++++ Records for this exercise ++++

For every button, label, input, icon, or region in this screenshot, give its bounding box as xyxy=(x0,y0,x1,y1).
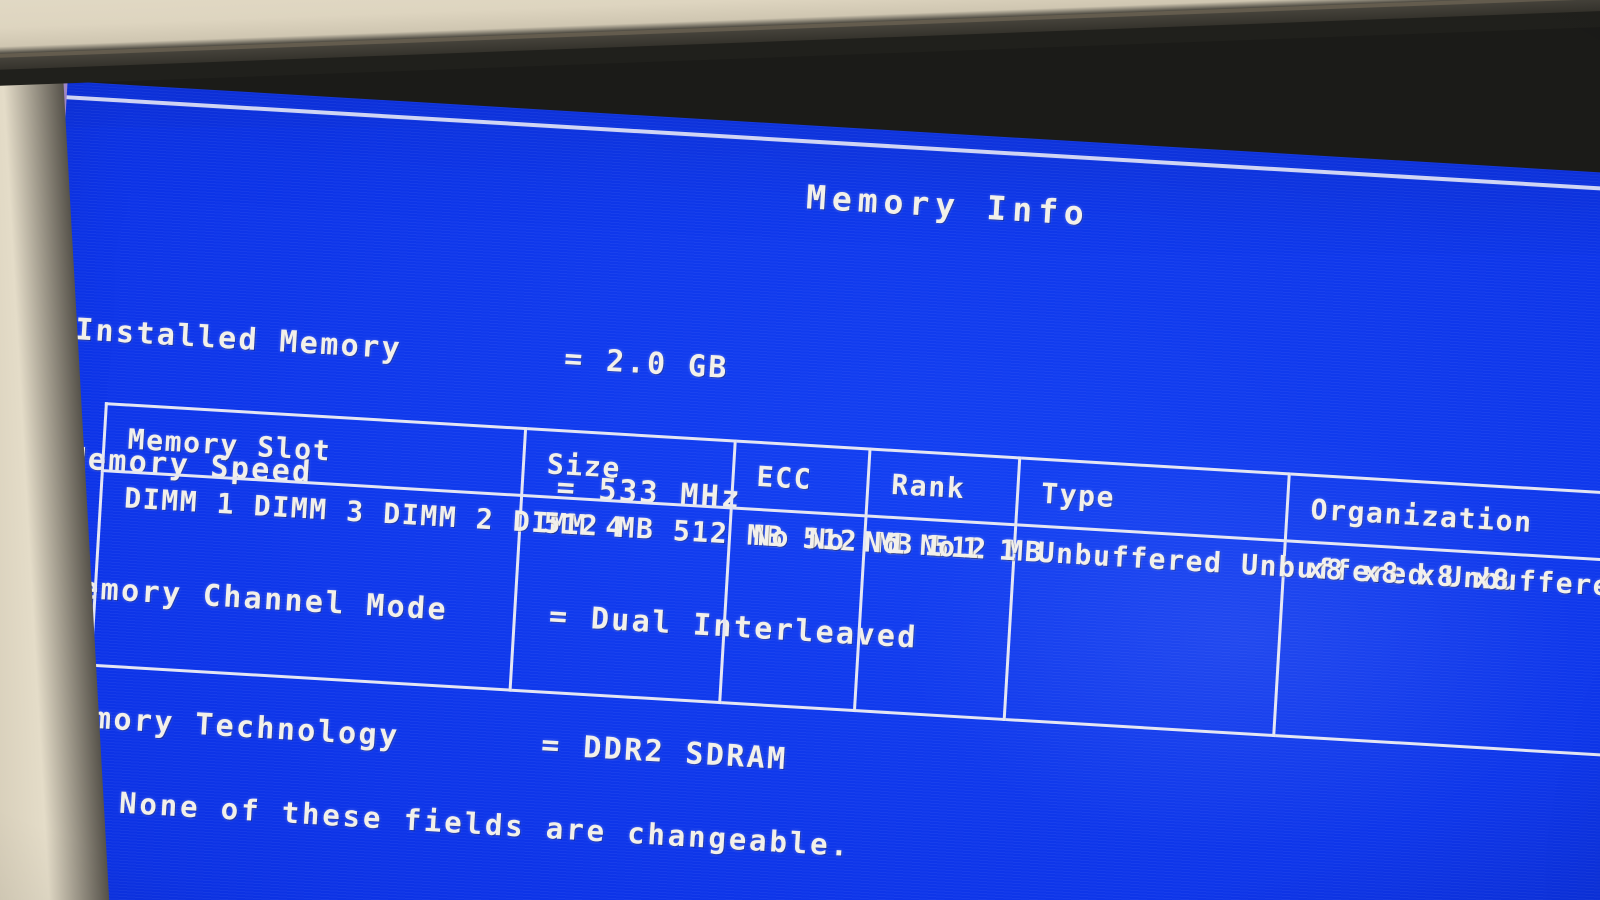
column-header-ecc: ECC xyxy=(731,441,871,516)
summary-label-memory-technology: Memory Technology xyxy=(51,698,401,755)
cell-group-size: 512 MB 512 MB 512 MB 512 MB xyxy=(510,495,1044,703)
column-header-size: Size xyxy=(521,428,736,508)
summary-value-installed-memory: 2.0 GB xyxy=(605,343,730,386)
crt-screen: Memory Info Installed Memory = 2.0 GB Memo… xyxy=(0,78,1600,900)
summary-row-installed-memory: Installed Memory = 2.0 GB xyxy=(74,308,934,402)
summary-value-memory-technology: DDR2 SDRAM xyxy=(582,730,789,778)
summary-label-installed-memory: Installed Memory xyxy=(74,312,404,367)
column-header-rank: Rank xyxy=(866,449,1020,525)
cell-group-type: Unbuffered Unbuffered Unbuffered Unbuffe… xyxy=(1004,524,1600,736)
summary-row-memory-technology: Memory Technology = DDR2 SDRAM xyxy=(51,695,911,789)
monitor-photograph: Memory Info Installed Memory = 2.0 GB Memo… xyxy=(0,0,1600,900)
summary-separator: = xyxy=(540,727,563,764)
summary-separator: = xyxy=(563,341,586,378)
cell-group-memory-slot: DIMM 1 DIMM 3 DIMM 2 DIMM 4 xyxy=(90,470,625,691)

++++

Directions for this task: Reproduce every line of the entries above verbatim, omitting the picture.

Response to the task:
For every button, label, input, icon, or region in this screenshot, give its bounding box as xyxy=(x0,y0,x1,y1).
column-header-ecc: ECC xyxy=(731,441,871,516)
summary-label-memory-technology: Memory Technology xyxy=(51,698,401,755)
cell-group-size: 512 MB 512 MB 512 MB 512 MB xyxy=(510,495,1044,703)
column-header-size: Size xyxy=(521,428,736,508)
summary-value-installed-memory: 2.0 GB xyxy=(605,343,730,386)
crt-screen: Memory Info Installed Memory = 2.0 GB Memo… xyxy=(0,78,1600,900)
summary-row-installed-memory: Installed Memory = 2.0 GB xyxy=(74,308,934,402)
summary-value-memory-technology: DDR2 SDRAM xyxy=(582,730,789,778)
summary-label-installed-memory: Installed Memory xyxy=(74,312,404,367)
column-header-rank: Rank xyxy=(866,449,1020,525)
cell-group-type: Unbuffered Unbuffered Unbuffered Unbuffe… xyxy=(1004,524,1600,736)
summary-row-memory-technology: Memory Technology = DDR2 SDRAM xyxy=(51,695,911,789)
monitor-photograph: Memory Info Installed Memory = 2.0 GB Memo… xyxy=(0,0,1600,900)
summary-separator: = xyxy=(540,727,563,764)
summary-separator: = xyxy=(563,341,586,378)
cell-group-memory-slot: DIMM 1 DIMM 3 DIMM 2 DIMM 4 xyxy=(90,470,625,691)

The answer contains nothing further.